| Source data |

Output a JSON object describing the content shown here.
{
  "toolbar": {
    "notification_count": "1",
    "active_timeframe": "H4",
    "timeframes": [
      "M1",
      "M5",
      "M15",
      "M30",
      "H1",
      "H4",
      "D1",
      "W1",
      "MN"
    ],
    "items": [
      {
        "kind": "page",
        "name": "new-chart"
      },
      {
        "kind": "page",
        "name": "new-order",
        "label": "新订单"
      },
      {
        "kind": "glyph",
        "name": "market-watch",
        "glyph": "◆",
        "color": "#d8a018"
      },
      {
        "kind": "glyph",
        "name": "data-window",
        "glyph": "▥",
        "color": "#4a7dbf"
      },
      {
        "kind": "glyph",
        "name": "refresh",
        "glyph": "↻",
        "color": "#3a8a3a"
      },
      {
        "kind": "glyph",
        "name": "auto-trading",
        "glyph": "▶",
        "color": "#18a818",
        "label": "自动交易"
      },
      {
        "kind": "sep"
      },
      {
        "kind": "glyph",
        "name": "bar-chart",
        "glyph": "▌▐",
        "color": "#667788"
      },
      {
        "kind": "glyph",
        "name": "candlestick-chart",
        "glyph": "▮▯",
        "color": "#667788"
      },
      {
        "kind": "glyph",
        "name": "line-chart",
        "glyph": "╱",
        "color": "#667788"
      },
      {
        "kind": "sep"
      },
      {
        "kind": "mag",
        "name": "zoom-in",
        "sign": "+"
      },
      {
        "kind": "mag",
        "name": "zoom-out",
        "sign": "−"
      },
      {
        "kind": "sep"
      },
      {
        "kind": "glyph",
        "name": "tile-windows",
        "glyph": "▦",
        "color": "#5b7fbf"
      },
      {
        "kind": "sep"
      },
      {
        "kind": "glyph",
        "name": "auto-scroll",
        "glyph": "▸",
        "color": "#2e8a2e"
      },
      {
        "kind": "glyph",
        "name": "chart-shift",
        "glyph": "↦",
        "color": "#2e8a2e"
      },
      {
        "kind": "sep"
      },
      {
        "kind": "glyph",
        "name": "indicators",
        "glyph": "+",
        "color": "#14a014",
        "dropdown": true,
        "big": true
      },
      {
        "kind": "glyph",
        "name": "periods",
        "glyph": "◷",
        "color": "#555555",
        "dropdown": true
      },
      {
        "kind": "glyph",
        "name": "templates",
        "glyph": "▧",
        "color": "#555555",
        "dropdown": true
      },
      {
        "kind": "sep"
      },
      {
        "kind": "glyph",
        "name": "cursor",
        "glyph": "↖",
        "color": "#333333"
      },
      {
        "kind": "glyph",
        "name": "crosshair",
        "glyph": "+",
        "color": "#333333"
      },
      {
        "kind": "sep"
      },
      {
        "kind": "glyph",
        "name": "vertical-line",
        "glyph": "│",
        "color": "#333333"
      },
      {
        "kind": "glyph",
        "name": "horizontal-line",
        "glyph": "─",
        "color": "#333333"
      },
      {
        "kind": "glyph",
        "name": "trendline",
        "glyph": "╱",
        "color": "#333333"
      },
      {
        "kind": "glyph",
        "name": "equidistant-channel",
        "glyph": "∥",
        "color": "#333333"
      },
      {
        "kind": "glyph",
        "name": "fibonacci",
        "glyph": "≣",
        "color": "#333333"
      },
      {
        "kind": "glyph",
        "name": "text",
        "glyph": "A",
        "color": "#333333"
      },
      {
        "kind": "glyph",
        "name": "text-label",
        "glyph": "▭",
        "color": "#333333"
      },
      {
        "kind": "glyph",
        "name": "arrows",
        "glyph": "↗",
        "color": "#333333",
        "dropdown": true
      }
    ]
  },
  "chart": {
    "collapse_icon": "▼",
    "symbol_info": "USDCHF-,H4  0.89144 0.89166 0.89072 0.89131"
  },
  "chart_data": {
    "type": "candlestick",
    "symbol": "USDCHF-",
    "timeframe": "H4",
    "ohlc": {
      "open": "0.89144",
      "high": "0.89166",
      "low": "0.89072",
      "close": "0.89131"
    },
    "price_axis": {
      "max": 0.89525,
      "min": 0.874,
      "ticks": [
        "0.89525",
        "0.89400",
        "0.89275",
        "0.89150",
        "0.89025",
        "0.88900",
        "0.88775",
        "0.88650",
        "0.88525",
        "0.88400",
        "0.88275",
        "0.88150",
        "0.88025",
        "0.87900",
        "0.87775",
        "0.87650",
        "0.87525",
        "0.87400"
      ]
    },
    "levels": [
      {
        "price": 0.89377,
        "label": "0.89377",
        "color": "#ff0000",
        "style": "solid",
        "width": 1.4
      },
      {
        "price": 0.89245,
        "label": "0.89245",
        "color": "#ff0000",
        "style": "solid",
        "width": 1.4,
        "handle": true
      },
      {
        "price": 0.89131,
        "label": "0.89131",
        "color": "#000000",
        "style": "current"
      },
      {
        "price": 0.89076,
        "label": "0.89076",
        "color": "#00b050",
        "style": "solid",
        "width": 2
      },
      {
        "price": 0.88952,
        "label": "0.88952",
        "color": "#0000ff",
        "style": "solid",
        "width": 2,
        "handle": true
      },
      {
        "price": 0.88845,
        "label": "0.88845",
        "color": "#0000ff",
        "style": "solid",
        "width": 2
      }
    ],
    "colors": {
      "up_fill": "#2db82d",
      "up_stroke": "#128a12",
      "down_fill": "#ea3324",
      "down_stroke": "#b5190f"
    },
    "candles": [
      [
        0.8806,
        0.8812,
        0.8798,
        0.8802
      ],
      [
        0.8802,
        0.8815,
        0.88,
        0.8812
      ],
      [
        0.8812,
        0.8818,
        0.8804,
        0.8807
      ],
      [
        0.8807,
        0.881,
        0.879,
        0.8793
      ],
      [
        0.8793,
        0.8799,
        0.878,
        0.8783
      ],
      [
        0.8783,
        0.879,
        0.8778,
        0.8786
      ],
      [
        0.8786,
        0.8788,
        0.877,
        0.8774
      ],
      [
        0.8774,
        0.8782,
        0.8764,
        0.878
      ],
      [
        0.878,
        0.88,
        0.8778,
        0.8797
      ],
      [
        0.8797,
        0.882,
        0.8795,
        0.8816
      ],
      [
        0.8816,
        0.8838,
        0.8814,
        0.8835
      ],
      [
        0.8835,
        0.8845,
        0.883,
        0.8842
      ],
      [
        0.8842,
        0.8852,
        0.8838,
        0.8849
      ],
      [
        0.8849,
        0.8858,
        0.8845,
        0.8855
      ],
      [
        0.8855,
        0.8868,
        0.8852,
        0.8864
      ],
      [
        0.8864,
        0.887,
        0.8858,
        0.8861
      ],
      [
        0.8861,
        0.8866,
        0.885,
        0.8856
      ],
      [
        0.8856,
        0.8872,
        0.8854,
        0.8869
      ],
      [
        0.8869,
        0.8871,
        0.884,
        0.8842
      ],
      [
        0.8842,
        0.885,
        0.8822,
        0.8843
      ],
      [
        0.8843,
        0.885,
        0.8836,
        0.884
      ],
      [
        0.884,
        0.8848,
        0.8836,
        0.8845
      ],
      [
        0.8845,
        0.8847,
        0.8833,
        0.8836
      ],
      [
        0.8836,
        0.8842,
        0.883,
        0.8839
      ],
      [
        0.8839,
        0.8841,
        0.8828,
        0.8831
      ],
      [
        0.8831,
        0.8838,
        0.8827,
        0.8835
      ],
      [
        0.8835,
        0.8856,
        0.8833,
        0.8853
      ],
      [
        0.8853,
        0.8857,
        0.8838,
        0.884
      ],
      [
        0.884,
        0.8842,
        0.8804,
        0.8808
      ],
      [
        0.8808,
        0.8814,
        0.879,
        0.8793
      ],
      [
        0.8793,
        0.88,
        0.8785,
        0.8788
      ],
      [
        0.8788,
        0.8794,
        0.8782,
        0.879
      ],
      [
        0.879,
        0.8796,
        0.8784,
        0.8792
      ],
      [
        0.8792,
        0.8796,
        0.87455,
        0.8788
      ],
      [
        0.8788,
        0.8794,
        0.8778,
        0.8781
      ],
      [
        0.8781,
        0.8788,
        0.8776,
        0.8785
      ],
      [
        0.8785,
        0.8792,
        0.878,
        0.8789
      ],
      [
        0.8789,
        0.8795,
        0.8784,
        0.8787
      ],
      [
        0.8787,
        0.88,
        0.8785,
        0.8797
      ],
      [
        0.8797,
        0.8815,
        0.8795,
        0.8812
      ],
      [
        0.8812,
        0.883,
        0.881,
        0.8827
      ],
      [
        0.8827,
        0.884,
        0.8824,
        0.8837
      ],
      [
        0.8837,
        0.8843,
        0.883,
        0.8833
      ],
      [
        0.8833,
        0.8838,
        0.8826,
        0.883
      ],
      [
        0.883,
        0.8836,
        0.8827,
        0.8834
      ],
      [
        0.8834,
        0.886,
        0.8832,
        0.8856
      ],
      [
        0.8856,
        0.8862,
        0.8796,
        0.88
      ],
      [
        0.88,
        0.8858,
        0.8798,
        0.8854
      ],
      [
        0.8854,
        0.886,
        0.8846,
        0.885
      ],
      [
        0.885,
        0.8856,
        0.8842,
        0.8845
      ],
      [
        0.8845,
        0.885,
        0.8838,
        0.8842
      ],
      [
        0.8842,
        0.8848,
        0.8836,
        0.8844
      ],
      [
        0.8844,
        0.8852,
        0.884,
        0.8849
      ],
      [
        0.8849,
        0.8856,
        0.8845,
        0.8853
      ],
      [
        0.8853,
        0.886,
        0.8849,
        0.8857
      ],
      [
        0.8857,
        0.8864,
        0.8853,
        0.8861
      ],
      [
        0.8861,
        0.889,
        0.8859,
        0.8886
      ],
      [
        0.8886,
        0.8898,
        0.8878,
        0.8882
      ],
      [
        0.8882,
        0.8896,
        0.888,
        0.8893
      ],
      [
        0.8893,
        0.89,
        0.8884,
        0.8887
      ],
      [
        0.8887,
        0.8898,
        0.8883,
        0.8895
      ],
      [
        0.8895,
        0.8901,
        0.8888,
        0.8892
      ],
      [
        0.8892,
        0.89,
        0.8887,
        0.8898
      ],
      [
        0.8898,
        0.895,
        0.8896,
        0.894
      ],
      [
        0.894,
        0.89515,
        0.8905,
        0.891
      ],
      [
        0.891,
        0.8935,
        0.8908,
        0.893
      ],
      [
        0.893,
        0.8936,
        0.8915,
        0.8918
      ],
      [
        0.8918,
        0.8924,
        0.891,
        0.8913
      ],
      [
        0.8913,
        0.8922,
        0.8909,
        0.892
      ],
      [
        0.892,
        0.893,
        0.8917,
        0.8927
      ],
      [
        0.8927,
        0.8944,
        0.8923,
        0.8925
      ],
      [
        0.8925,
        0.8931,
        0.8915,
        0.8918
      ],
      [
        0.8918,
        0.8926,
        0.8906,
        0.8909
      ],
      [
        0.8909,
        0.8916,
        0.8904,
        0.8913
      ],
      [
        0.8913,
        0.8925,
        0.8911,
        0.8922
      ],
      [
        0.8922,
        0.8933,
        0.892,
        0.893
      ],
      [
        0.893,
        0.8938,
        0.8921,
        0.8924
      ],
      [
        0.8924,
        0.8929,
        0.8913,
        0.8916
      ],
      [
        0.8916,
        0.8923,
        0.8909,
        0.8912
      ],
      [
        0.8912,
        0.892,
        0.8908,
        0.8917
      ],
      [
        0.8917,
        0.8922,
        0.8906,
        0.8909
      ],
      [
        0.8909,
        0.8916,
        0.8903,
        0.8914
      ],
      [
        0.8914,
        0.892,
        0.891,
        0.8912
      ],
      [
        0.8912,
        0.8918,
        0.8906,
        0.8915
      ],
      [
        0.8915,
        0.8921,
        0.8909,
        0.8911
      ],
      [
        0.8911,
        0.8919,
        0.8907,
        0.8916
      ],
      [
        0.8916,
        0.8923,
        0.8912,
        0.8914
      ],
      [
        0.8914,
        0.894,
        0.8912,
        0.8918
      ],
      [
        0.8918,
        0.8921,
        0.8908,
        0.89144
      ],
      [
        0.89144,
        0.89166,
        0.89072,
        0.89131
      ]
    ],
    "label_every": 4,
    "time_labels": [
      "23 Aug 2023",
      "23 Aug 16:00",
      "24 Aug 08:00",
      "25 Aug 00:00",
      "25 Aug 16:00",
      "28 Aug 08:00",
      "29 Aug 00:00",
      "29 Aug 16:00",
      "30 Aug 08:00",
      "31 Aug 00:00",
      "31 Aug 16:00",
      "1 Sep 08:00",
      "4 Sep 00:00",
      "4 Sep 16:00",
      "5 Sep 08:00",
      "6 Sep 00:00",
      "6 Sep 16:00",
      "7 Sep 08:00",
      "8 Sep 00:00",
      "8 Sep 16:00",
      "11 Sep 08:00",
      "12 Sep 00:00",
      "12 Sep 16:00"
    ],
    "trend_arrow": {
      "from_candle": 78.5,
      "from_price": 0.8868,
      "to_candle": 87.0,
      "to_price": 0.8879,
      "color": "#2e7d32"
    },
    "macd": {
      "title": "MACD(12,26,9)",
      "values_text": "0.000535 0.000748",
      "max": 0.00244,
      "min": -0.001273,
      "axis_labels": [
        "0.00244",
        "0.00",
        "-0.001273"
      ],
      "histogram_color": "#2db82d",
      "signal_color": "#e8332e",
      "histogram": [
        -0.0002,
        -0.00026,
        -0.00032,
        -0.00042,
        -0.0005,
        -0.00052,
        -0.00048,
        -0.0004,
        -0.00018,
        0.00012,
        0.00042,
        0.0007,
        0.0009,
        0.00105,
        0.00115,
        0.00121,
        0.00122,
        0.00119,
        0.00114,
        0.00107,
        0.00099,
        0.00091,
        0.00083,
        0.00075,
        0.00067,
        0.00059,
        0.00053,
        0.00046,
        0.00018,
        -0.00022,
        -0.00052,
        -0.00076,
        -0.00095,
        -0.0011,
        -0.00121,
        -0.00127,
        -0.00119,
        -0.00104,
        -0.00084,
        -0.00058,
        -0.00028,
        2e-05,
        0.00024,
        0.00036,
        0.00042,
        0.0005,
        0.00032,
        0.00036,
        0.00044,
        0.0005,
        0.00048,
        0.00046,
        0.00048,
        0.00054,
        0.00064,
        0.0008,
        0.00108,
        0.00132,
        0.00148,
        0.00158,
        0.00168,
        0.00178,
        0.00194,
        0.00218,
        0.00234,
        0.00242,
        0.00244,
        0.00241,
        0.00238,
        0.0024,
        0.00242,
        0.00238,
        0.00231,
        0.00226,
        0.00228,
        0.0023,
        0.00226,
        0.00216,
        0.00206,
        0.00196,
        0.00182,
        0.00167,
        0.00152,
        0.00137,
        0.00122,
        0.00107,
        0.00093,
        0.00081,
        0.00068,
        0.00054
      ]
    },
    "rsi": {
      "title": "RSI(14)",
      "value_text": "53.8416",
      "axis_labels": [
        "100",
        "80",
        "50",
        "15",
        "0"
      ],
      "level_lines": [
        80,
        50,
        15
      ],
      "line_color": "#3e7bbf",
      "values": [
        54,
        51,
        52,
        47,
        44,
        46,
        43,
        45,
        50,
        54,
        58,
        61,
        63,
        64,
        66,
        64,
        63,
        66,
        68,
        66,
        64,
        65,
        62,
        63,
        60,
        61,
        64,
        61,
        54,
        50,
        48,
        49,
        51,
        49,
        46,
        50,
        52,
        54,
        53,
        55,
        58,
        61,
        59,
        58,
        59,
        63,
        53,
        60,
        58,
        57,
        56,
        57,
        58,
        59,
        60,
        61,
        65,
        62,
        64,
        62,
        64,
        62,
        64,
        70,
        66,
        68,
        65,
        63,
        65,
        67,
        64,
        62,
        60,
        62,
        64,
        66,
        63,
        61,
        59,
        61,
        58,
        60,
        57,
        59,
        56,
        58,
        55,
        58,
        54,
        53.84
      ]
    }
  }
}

| What is asked |
Tell how many lines of the material above hold "width", answering with a bare number.

| Solution for this problem |
5